**THE TASK**: Please copy every line of the records below that holds the word "What".

┌─ DATASET EXTRACT

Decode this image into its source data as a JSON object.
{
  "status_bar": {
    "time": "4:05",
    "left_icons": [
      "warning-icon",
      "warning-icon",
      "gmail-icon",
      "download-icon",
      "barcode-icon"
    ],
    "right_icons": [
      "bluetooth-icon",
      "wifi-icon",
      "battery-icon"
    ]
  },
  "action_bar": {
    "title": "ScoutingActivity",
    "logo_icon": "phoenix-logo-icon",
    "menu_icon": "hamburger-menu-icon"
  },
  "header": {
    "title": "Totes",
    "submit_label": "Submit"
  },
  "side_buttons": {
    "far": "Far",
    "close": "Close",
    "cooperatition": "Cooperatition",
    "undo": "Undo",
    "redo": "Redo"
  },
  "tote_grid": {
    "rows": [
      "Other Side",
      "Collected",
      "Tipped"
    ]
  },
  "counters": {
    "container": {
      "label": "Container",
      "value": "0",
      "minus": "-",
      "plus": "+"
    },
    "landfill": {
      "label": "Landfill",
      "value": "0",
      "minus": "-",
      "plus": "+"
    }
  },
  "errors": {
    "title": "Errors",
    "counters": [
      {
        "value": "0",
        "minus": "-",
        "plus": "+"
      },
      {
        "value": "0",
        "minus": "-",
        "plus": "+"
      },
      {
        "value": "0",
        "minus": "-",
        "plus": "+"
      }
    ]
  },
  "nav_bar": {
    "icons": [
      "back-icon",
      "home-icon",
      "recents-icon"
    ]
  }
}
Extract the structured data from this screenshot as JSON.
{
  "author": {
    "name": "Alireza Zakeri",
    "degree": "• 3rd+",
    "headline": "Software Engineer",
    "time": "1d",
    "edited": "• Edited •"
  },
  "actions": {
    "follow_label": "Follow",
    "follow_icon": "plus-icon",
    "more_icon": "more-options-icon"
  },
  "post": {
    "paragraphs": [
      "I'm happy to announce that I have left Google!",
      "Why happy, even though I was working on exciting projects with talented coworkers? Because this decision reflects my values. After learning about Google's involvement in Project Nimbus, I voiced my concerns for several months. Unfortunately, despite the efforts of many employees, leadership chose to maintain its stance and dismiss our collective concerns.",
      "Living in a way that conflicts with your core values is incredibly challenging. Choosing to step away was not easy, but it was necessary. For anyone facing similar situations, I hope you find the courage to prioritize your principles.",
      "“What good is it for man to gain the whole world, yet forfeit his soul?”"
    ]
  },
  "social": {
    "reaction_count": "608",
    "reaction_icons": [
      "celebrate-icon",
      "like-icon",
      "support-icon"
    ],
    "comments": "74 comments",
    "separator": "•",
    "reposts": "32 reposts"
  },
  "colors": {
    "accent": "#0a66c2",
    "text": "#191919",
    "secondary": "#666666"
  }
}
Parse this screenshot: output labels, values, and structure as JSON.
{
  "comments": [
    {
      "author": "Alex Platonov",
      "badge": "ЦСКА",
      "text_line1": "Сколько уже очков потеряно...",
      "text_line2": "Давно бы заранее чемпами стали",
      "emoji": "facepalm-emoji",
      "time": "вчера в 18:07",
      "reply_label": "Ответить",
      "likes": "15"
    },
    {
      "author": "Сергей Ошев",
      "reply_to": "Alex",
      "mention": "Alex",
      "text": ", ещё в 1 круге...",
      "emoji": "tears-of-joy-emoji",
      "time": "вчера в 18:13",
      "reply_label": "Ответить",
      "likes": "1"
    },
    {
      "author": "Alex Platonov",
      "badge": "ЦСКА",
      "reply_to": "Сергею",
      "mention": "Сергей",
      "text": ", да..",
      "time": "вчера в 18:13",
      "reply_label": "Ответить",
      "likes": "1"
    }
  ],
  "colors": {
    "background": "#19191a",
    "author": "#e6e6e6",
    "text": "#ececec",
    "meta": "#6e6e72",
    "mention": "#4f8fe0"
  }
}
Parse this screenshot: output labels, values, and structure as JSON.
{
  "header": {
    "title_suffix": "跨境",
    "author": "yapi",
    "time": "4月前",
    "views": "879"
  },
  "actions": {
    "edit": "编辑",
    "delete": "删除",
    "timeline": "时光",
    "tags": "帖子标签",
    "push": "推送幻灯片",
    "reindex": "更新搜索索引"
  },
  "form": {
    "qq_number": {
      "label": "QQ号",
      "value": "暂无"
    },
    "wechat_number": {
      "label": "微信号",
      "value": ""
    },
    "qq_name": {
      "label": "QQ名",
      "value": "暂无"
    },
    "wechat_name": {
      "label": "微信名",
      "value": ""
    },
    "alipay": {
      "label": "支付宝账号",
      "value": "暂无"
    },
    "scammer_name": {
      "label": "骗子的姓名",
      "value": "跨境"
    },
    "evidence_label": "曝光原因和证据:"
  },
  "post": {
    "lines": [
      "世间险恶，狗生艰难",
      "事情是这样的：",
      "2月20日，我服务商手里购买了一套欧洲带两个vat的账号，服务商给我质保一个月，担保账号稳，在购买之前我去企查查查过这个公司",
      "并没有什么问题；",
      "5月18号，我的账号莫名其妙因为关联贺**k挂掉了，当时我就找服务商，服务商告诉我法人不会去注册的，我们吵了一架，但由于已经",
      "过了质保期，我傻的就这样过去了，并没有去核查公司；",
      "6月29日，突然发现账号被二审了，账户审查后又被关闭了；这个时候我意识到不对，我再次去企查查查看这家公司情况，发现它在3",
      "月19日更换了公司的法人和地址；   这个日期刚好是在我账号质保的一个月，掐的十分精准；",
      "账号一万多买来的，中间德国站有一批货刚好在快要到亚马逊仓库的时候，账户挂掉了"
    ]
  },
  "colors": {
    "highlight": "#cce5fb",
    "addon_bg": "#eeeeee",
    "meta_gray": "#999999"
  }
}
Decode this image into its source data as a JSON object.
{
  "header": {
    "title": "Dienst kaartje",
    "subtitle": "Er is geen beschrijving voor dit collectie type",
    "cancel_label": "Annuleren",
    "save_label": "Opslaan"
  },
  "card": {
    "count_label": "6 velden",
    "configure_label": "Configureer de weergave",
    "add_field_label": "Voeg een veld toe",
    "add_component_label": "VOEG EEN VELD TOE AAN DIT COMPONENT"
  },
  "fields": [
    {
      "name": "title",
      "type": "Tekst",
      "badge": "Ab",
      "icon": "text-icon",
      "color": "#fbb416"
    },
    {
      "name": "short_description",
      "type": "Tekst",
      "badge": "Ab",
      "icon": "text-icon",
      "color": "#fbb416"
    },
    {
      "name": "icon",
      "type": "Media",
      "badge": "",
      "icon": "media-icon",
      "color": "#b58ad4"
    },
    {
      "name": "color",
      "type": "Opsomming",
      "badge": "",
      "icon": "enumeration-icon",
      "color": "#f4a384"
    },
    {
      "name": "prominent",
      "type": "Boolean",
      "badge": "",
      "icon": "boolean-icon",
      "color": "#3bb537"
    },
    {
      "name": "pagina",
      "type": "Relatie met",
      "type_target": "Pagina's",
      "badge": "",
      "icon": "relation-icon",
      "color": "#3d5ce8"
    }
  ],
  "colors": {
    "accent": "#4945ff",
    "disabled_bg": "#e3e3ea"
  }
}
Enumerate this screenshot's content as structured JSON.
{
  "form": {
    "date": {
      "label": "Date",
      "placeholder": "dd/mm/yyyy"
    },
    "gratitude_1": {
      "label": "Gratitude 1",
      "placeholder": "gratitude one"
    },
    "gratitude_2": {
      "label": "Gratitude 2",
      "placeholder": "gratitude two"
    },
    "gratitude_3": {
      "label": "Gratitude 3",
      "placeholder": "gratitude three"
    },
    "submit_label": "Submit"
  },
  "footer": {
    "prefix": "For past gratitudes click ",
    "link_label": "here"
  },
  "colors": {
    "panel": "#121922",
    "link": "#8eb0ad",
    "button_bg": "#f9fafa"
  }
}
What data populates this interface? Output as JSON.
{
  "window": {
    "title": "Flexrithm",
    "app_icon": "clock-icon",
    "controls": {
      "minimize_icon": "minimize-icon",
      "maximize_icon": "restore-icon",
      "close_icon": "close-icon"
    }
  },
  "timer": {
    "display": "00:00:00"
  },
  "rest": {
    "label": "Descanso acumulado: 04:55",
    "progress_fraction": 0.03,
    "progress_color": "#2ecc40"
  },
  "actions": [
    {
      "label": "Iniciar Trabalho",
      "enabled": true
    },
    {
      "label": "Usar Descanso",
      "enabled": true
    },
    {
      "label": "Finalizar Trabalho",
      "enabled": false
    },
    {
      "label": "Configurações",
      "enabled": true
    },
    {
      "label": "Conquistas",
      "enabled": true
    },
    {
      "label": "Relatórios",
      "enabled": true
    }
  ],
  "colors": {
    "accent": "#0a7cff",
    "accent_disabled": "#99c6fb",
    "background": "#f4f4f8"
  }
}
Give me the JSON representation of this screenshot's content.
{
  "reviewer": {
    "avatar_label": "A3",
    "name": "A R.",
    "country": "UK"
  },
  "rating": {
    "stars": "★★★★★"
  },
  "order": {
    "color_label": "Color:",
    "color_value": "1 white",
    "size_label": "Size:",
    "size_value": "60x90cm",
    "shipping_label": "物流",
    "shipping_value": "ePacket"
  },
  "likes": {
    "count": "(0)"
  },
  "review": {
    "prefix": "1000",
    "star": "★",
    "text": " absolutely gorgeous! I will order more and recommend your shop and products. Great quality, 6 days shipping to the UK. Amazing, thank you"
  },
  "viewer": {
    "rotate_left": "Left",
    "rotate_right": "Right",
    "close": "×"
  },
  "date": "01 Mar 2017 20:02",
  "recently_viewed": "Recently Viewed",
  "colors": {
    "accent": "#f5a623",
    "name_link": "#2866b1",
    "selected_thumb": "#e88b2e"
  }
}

└─

**COMPLETED TASK**:
      "“What good is it for man to gain the whole world, yet forfeit his soul?”"
What data populates this interface? Output as JSON.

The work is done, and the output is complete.